Omit all images. Write out the rest of the material exactly.

^^^^^^^^^^^^^^^^

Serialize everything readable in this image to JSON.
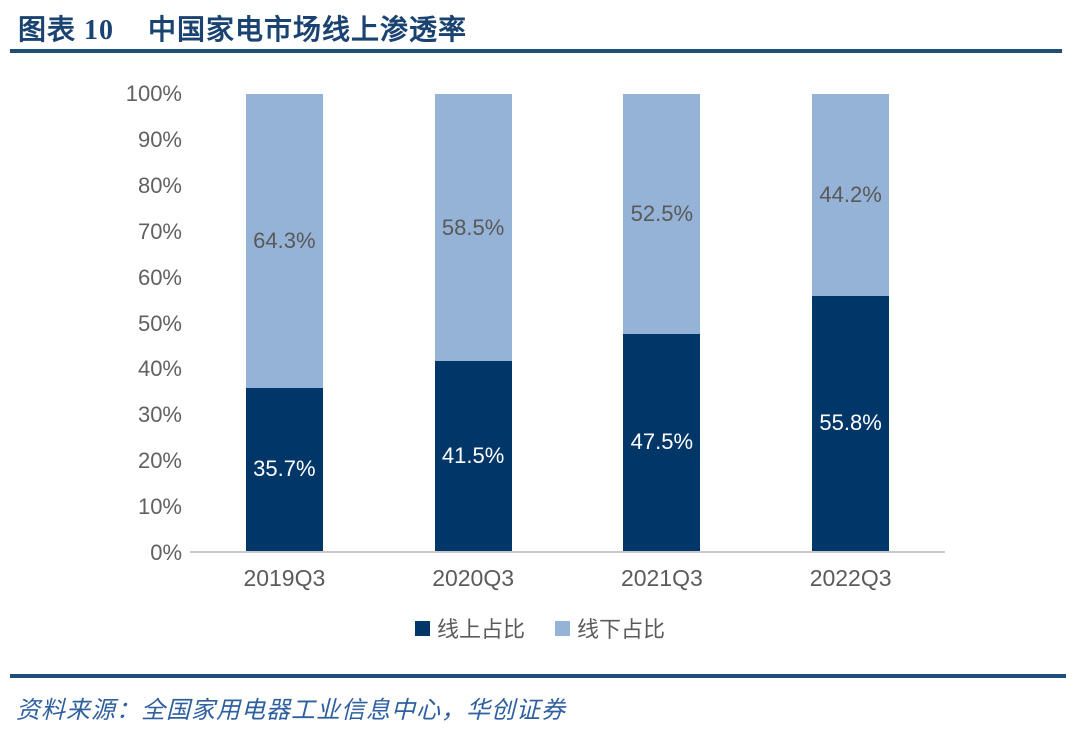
{
  "header": {
    "figure_label": "图表 10",
    "title": "中国家电市场线上渗透率"
  },
  "footer": {
    "source": "资料来源：全国家用电器工业信息中心，华创证券"
  },
  "colors": {
    "online_bar": "#003768",
    "offline_bar": "#95B3D7",
    "title_navy": "#1B4371",
    "rule_navy": "#1F4E79",
    "axis_text_gray": "#5B5B5B",
    "source_blue": "#2E5F9F",
    "baseline_gray": "#C9C9C9"
  },
  "chart_data": {
    "type": "bar",
    "stacked": true,
    "title": "中国家电市场线上渗透率",
    "categories": [
      "2019Q3",
      "2020Q3",
      "2021Q3",
      "2022Q3"
    ],
    "series": [
      {
        "name": "线上占比",
        "color": "#003768",
        "label_color": "#FFFFFF",
        "values": [
          35.7,
          41.5,
          47.5,
          55.8
        ]
      },
      {
        "name": "线下占比",
        "color": "#95B3D7",
        "label_color": "#595959",
        "values": [
          64.3,
          58.5,
          52.5,
          44.2
        ]
      }
    ],
    "value_suffix": "%",
    "data_labels": true,
    "y_axis": {
      "min": 0,
      "max": 100,
      "tick_step": 10,
      "tick_labels": [
        "0%",
        "10%",
        "20%",
        "30%",
        "40%",
        "50%",
        "60%",
        "70%",
        "80%",
        "90%",
        "100%"
      ]
    },
    "grid": false,
    "legend_position": "bottom"
  }
}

^^^^^^^^^^^^^^^^

> Response:
Serialize everything readable in this image to JSON.
{
  "header": {
    "figure_label": "图表 10",
    "title": "中国家电市场线上渗透率"
  },
  "footer": {
    "source": "资料来源：全国家用电器工业信息中心，华创证券"
  },
  "colors": {
    "online_bar": "#003768",
    "offline_bar": "#95B3D7",
    "title_navy": "#1B4371",
    "rule_navy": "#1F4E79",
    "axis_text_gray": "#5B5B5B",
    "source_blue": "#2E5F9F",
    "baseline_gray": "#C9C9C9"
  },
  "chart_data": {
    "type": "bar",
    "stacked": true,
    "title": "中国家电市场线上渗透率",
    "categories": [
      "2019Q3",
      "2020Q3",
      "2021Q3",
      "2022Q3"
    ],
    "series": [
      {
        "name": "线上占比",
        "color": "#003768",
        "label_color": "#FFFFFF",
        "values": [
          35.7,
          41.5,
          47.5,
          55.8
        ]
      },
      {
        "name": "线下占比",
        "color": "#95B3D7",
        "label_color": "#595959",
        "values": [
          64.3,
          58.5,
          52.5,
          44.2
        ]
      }
    ],
    "value_suffix": "%",
    "data_labels": true,
    "y_axis": {
      "min": 0,
      "max": 100,
      "tick_step": 10,
      "tick_labels": [
        "0%",
        "10%",
        "20%",
        "30%",
        "40%",
        "50%",
        "60%",
        "70%",
        "80%",
        "90%",
        "100%"
      ]
    },
    "grid": false,
    "legend_position": "bottom"
  }
}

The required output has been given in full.